▶ [EXERCISE INPUT]
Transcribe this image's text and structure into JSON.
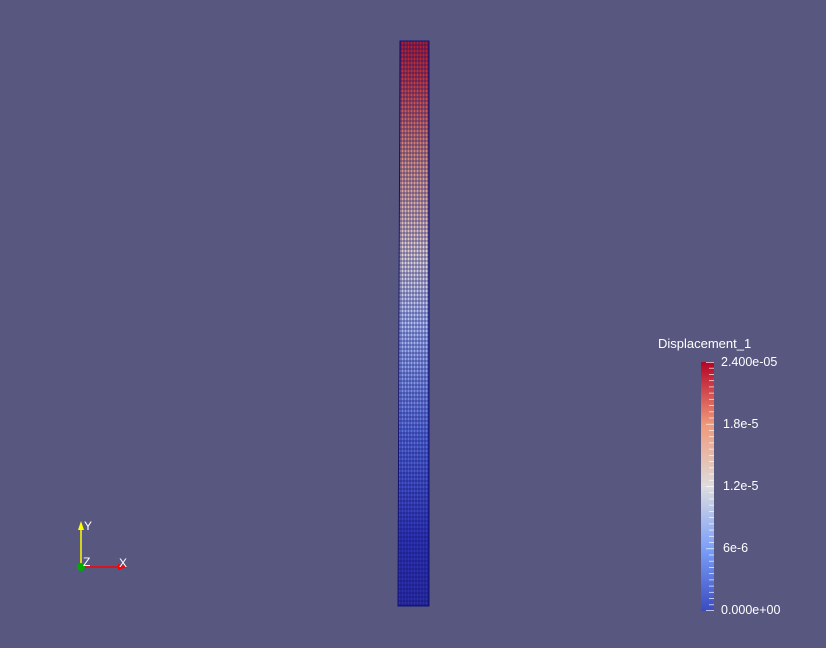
{
  "scalar_bar": {
    "title": "Displacement_1",
    "max_label": "2.400e-05",
    "min_label": "0.000e+00",
    "ticks": [
      {
        "label": "1.8e-5",
        "value": 1.8e-05
      },
      {
        "label": "1.2e-5",
        "value": 1.2e-05
      },
      {
        "label": "6e-6",
        "value": 6e-06
      }
    ],
    "range": [
      0,
      2.4e-05
    ],
    "colormap": [
      "#3b4cc0",
      "#dddddd",
      "#b40426"
    ]
  },
  "orientation_axes": {
    "x_label": "X",
    "y_label": "Y",
    "z_label": "Z",
    "x_color": "#ff0000",
    "y_color": "#ffff00",
    "z_color": "#00aa00"
  },
  "colors": {
    "background": "#57577f",
    "mesh_edge": "#101070"
  }
}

▶ [WRITTEN REQUEST]
Reproduce the material above in full, exactly, with no images.

▶ [SOLUTION FOR THIS PROBLEM]
Transcribe this image's text and structure into JSON.
{
  "scalar_bar": {
    "title": "Displacement_1",
    "max_label": "2.400e-05",
    "min_label": "0.000e+00",
    "ticks": [
      {
        "label": "1.8e-5",
        "value": 1.8e-05
      },
      {
        "label": "1.2e-5",
        "value": 1.2e-05
      },
      {
        "label": "6e-6",
        "value": 6e-06
      }
    ],
    "range": [
      0,
      2.4e-05
    ],
    "colormap": [
      "#3b4cc0",
      "#dddddd",
      "#b40426"
    ]
  },
  "orientation_axes": {
    "x_label": "X",
    "y_label": "Y",
    "z_label": "Z",
    "x_color": "#ff0000",
    "y_color": "#ffff00",
    "z_color": "#00aa00"
  },
  "colors": {
    "background": "#57577f",
    "mesh_edge": "#101070"
  }
}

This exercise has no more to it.